— begin MATERIAL SUPPLIED —

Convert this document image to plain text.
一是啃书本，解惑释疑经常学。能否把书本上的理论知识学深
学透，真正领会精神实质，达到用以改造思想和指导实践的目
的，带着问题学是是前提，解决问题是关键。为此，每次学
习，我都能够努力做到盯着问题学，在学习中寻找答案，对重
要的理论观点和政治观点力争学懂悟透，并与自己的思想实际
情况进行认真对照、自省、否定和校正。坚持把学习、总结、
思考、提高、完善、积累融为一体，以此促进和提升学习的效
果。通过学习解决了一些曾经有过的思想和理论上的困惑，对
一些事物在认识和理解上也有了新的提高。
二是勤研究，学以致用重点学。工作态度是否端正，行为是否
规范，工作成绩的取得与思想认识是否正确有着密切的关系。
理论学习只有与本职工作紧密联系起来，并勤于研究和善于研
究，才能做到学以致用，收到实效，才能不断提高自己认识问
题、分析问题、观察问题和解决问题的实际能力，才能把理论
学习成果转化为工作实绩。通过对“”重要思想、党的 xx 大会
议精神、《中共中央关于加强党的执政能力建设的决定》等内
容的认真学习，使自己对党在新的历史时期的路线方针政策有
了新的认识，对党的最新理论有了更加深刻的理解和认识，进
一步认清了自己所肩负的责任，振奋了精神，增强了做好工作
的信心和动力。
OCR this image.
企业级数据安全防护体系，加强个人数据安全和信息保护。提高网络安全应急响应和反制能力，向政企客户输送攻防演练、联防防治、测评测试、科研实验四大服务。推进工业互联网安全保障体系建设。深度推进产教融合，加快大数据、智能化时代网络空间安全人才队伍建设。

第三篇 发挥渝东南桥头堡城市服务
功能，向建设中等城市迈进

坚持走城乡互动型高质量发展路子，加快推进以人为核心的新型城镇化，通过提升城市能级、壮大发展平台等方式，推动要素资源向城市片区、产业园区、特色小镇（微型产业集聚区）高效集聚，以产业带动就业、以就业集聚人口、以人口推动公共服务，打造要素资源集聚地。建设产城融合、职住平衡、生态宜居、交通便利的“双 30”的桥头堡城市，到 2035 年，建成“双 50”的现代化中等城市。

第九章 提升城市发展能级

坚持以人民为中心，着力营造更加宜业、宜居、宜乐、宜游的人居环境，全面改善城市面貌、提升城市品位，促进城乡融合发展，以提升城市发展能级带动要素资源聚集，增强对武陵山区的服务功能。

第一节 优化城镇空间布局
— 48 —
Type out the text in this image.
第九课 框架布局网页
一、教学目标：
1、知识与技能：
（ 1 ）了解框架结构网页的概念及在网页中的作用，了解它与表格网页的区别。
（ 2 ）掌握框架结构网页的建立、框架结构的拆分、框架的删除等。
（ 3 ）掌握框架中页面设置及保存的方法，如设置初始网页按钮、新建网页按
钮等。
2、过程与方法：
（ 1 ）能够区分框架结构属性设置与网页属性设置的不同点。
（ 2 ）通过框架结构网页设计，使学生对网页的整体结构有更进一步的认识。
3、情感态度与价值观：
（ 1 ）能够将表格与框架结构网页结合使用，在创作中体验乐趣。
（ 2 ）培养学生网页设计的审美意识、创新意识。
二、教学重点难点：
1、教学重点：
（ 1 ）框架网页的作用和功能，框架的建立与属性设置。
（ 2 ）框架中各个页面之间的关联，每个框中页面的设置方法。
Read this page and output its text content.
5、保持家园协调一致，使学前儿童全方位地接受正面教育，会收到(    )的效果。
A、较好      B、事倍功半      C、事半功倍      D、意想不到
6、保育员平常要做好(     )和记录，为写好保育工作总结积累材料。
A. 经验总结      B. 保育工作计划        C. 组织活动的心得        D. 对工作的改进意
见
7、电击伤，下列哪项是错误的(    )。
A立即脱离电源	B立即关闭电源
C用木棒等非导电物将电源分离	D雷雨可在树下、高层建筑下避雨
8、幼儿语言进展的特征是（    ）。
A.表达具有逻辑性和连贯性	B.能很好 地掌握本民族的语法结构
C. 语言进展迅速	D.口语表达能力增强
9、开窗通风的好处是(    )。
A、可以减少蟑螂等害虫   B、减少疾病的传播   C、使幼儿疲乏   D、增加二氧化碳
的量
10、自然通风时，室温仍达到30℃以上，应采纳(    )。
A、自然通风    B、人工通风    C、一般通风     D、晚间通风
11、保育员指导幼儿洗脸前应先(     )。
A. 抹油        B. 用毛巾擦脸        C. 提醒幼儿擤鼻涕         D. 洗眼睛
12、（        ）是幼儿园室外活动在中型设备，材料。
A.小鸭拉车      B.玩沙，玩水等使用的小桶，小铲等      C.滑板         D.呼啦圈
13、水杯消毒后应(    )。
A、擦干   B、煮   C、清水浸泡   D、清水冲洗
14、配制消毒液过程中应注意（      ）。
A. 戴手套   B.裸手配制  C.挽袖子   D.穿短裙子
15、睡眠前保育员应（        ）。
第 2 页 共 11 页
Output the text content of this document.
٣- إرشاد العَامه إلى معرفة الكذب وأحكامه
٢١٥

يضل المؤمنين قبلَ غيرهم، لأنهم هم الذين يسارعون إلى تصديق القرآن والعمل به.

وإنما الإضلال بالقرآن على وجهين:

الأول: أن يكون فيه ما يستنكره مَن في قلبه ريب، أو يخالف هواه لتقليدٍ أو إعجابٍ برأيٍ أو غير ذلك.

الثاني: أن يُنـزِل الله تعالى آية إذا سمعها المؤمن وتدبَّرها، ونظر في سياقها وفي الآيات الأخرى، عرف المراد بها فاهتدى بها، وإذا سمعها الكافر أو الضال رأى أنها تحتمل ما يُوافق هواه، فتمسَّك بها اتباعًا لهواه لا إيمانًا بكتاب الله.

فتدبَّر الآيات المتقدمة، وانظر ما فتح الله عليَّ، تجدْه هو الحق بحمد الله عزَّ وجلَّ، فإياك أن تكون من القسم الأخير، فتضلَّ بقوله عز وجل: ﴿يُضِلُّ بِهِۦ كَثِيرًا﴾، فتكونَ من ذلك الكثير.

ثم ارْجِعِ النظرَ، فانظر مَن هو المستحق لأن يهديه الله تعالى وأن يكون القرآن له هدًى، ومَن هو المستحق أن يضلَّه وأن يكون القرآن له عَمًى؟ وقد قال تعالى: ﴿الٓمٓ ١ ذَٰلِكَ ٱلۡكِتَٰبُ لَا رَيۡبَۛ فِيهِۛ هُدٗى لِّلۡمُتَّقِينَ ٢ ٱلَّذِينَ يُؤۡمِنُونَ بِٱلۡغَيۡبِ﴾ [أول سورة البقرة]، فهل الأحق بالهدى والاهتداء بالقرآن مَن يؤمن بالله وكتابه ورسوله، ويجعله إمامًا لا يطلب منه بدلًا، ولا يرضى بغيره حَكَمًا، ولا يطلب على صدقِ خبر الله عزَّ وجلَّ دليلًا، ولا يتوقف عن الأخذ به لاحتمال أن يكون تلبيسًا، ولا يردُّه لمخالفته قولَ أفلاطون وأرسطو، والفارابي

— end MATERIAL SUPPLIED —

WHAT YOU ARE ASKED TO DO =>
Repeat every record, exactly as written.

SOLUTION FOR THIS TASK =>
Convert this document image to plain text.
一是啃书本，解惑释疑经常学。能否把书本上的理论知识学深
学透，真正领会精神实质，达到用以改造思想和指导实践的目
的，带着问题学是是前提，解决问题是关键。为此，每次学
习，我都能够努力做到盯着问题学，在学习中寻找答案，对重
要的理论观点和政治观点力争学懂悟透，并与自己的思想实际
情况进行认真对照、自省、否定和校正。坚持把学习、总结、
思考、提高、完善、积累融为一体，以此促进和提升学习的效
果。通过学习解决了一些曾经有过的思想和理论上的困惑，对
一些事物在认识和理解上也有了新的提高。
二是勤研究，学以致用重点学。工作态度是否端正，行为是否
规范，工作成绩的取得与思想认识是否正确有着密切的关系。
理论学习只有与本职工作紧密联系起来，并勤于研究和善于研
究，才能做到学以致用，收到实效，才能不断提高自己认识问
题、分析问题、观察问题和解决问题的实际能力，才能把理论
学习成果转化为工作实绩。通过对“”重要思想、党的 xx 大会
议精神、《中共中央关于加强党的执政能力建设的决定》等内
容的认真学习，使自己对党在新的历史时期的路线方针政策有
了新的认识，对党的最新理论有了更加深刻的理解和认识，进
一步认清了自己所肩负的责任，振奋了精神，增强了做好工作
的信心和动力。
OCR this image.
企业级数据安全防护体系，加强个人数据安全和信息保护。提高网络安全应急响应和反制能力，向政企客户输送攻防演练、联防防治、测评测试、科研实验四大服务。推进工业互联网安全保障体系建设。深度推进产教融合，加快大数据、智能化时代网络空间安全人才队伍建设。

第三篇 发挥渝东南桥头堡城市服务
功能，向建设中等城市迈进

坚持走城乡互动型高质量发展路子，加快推进以人为核心的新型城镇化，通过提升城市能级、壮大发展平台等方式，推动要素资源向城市片区、产业园区、特色小镇（微型产业集聚区）高效集聚，以产业带动就业、以就业集聚人口、以人口推动公共服务，打造要素资源集聚地。建设产城融合、职住平衡、生态宜居、交通便利的“双 30”的桥头堡城市，到 2035 年，建成“双 50”的现代化中等城市。

第九章 提升城市发展能级

坚持以人民为中心，着力营造更加宜业、宜居、宜乐、宜游的人居环境，全面改善城市面貌、提升城市品位，促进城乡融合发展，以提升城市发展能级带动要素资源聚集，增强对武陵山区的服务功能。

第一节 优化城镇空间布局
— 48 —
Type out the text in this image.
第九课 框架布局网页
一、教学目标：
1、知识与技能：
（ 1 ）了解框架结构网页的概念及在网页中的作用，了解它与表格网页的区别。
（ 2 ）掌握框架结构网页的建立、框架结构的拆分、框架的删除等。
（ 3 ）掌握框架中页面设置及保存的方法，如设置初始网页按钮、新建网页按
钮等。
2、过程与方法：
（ 1 ）能够区分框架结构属性设置与网页属性设置的不同点。
（ 2 ）通过框架结构网页设计，使学生对网页的整体结构有更进一步的认识。
3、情感态度与价值观：
（ 1 ）能够将表格与框架结构网页结合使用，在创作中体验乐趣。
（ 2 ）培养学生网页设计的审美意识、创新意识。
二、教学重点难点：
1、教学重点：
（ 1 ）框架网页的作用和功能，框架的建立与属性设置。
（ 2 ）框架中各个页面之间的关联，每个框中页面的设置方法。
Read this page and output its text content.
5、保持家园协调一致，使学前儿童全方位地接受正面教育，会收到(    )的效果。
A、较好      B、事倍功半      C、事半功倍      D、意想不到
6、保育员平常要做好(     )和记录，为写好保育工作总结积累材料。
A. 经验总结      B. 保育工作计划        C. 组织活动的心得        D. 对工作的改进意
见
7、电击伤，下列哪项是错误的(    )。
A立即脱离电源	B立即关闭电源
C用木棒等非导电物将电源分离	D雷雨可在树下、高层建筑下避雨
8、幼儿语言进展的特征是（    ）。
A.表达具有逻辑性和连贯性	B.能很好 地掌握本民族的语法结构
C. 语言进展迅速	D.口语表达能力增强
9、开窗通风的好处是(    )。
A、可以减少蟑螂等害虫   B、减少疾病的传播   C、使幼儿疲乏   D、增加二氧化碳
的量
10、自然通风时，室温仍达到30℃以上，应采纳(    )。
A、自然通风    B、人工通风    C、一般通风     D、晚间通风
11、保育员指导幼儿洗脸前应先(     )。
A. 抹油        B. 用毛巾擦脸        C. 提醒幼儿擤鼻涕         D. 洗眼睛
12、（        ）是幼儿园室外活动在中型设备，材料。
A.小鸭拉车      B.玩沙，玩水等使用的小桶，小铲等      C.滑板         D.呼啦圈
13、水杯消毒后应(    )。
A、擦干   B、煮   C、清水浸泡   D、清水冲洗
14、配制消毒液过程中应注意（      ）。
A. 戴手套   B.裸手配制  C.挽袖子   D.穿短裙子
15、睡眠前保育员应（        ）。
第 2 页 共 11 页
Output the text content of this document.
٣- إرشاد العَامه إلى معرفة الكذب وأحكامه
٢١٥

يضل المؤمنين قبلَ غيرهم، لأنهم هم الذين يسارعون إلى تصديق القرآن والعمل به.

وإنما الإضلال بالقرآن على وجهين:

الأول: أن يكون فيه ما يستنكره مَن في قلبه ريب، أو يخالف هواه لتقليدٍ أو إعجابٍ برأيٍ أو غير ذلك.

الثاني: أن يُنـزِل الله تعالى آية إذا سمعها المؤمن وتدبَّرها، ونظر في سياقها وفي الآيات الأخرى، عرف المراد بها فاهتدى بها، وإذا سمعها الكافر أو الضال رأى أنها تحتمل ما يُوافق هواه، فتمسَّك بها اتباعًا لهواه لا إيمانًا بكتاب الله.

فتدبَّر الآيات المتقدمة، وانظر ما فتح الله عليَّ، تجدْه هو الحق بحمد الله عزَّ وجلَّ، فإياك أن تكون من القسم الأخير، فتضلَّ بقوله عز وجل: ﴿يُضِلُّ بِهِۦ كَثِيرًا﴾، فتكونَ من ذلك الكثير.

ثم ارْجِعِ النظرَ، فانظر مَن هو المستحق لأن يهديه الله تعالى وأن يكون القرآن له هدًى، ومَن هو المستحق أن يضلَّه وأن يكون القرآن له عَمًى؟ وقد قال تعالى: ﴿الٓمٓ ١ ذَٰلِكَ ٱلۡكِتَٰبُ لَا رَيۡبَۛ فِيهِۛ هُدٗى لِّلۡمُتَّقِينَ ٢ ٱلَّذِينَ يُؤۡمِنُونَ بِٱلۡغَيۡبِ﴾ [أول سورة البقرة]، فهل الأحق بالهدى والاهتداء بالقرآن مَن يؤمن بالله وكتابه ورسوله، ويجعله إمامًا لا يطلب منه بدلًا، ولا يرضى بغيره حَكَمًا، ولا يطلب على صدقِ خبر الله عزَّ وجلَّ دليلًا، ولا يتوقف عن الأخذ به لاحتمال أن يكون تلبيسًا، ولا يردُّه لمخالفته قولَ أفلاطون وأرسطو، والفارابي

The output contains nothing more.